======== GIVEN ENTRIES ========
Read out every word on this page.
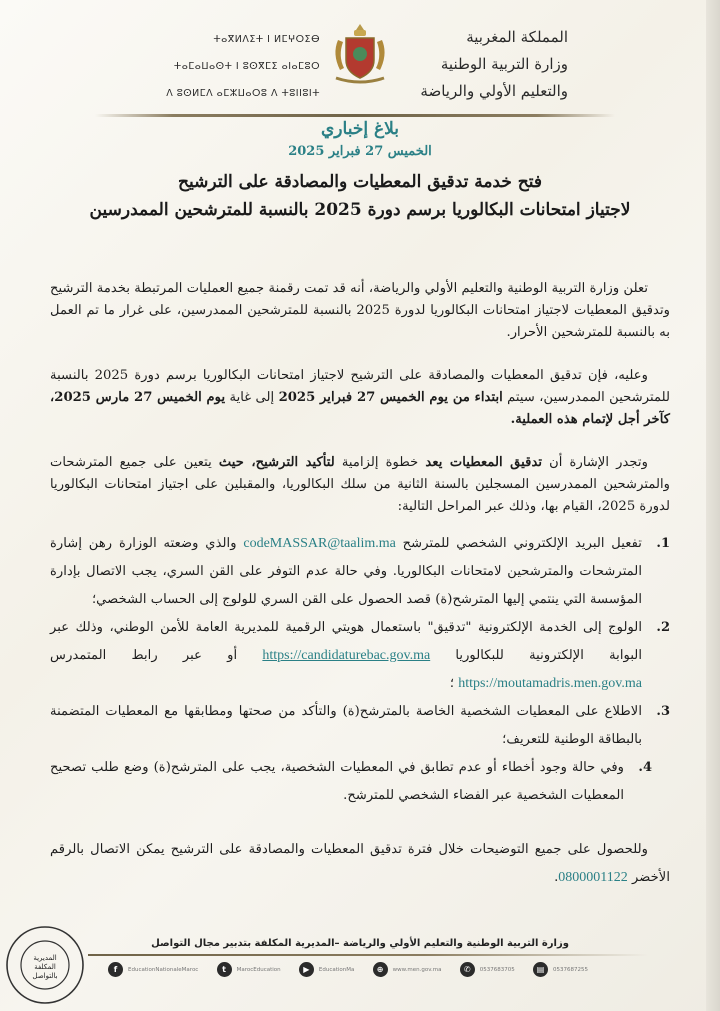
ⵜⴰⴳⵍⴷⵉⵜ ⵏ ⵍⵎⵖⵔⵉⴱ
ⵜⴰⵎⴰⵡⴰⵙⵜ ⵏ ⵓⵙⴳⵎⵉ ⴰⵏⴰⵎⵓⵔ
ⴷ ⵓⵙⵍⵎⴷ ⴰⵎⵣⵡⴰⵔⵓ ⴷ ⵜⵓⵏⵏⵓⵏⵜ
المملكة المغربية
وزارة التربية الوطنية
والتعليم الأولي والرياضة
بلاغ إخباري
الخميس 27 فبراير 2025
فتح خدمة تدقيق المعطيات والمصادقة على الترشيح
لاجتياز امتحانات البكالوريا برسم دورة 2025 بالنسبة للمترشحين الممدرسين

تعلن وزارة التربية الوطنية والتعليم الأولي والرياضة، أنه قد تمت رقمنة جميع العمليات المرتبطة بخدمة الترشيح وتدقيق المعطيات لاجتياز امتحانات البكالوريا لدورة 2025 بالنسبة للمترشحين الممدرسين، على غرار ما تم العمل به بالنسبة للمترشحين الأحرار.

وعليه، فإن تدقيق المعطيات والمصادقة على الترشيح لاجتياز امتحانات البكالوريا برسم دورة 2025 بالنسبة للمترشحين الممدرسين، سيتم ابتداء من يوم الخميس 27 فبراير 2025 إلى غاية يوم الخميس 27 مارس 2025، كآخر أجل لإتمام هذه العملية.

وتجدر الإشارة أن تدقيق المعطيات يعد خطوة إلزامية لتأكيد الترشيح، حيث يتعين على جميع المترشحات والمترشحين الممدرسين المسجلين بالسنة الثانية من سلك البكالوريا، والمقبلين على اجتياز امتحانات البكالوريا لدورة 2025، القيام بها، وذلك عبر المراحل التالية:

1.
تفعيل البريد الإلكتروني الشخصي للمترشح codeMASSAR@taalim.ma والذي وضعته الوزارة رهن إشارة المترشحات والمترشحين لامتحانات البكالوريا. وفي حالة عدم التوفر على القن السري، يجب الاتصال بإدارة المؤسسة التي ينتمي إليها المترشح(ة) قصد الحصول على القن السري للولوج إلى الحساب الشخصي؛
2.
الولوج إلى الخدمة الإلكترونية "تدقيق" باستعمال هويتي الرقمية للمديرية العامة للأمن الوطني، وذلك عبر البوابة الإلكترونية للبكالوريا https://candidaturebac.gov.ma أو عبر رابط المتمدرس https://moutamadris.men.gov.ma ؛
3.
الاطلاع على المعطيات الشخصية الخاصة بالمترشح(ة) والتأكد من صحتها ومطابقها مع المعطيات المتضمنة بالبطاقة الوطنية للتعريف؛
4.
وفي حالة وجود أخطاء أو عدم تطابق في المعطيات الشخصية، يجب على المترشح(ة) وضع طلب تصحيح المعطيات الشخصية عبر الفضاء الشخصي للمترشح.

وللحصول على جميع التوضيحات خلال فترة تدقيق المعطيات والمصادقة على الترشيح يمكن الاتصال بالرقم الأخضر 0800001122.

المديرية
المكلفة
بالتواصل
وزارة التربية الوطنية والتعليم الأولي والرياضة –المديرية المكلفة بتدبير مجال التواصل
f	EducationNationaleMaroc	t	MarocEducation	▶	EducationMa	⊕	www.men.gov.ma	✆	0537683705	▤	0537687255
========
Give the count of lines in the listing that hold the word "الأولي", with no other text.

3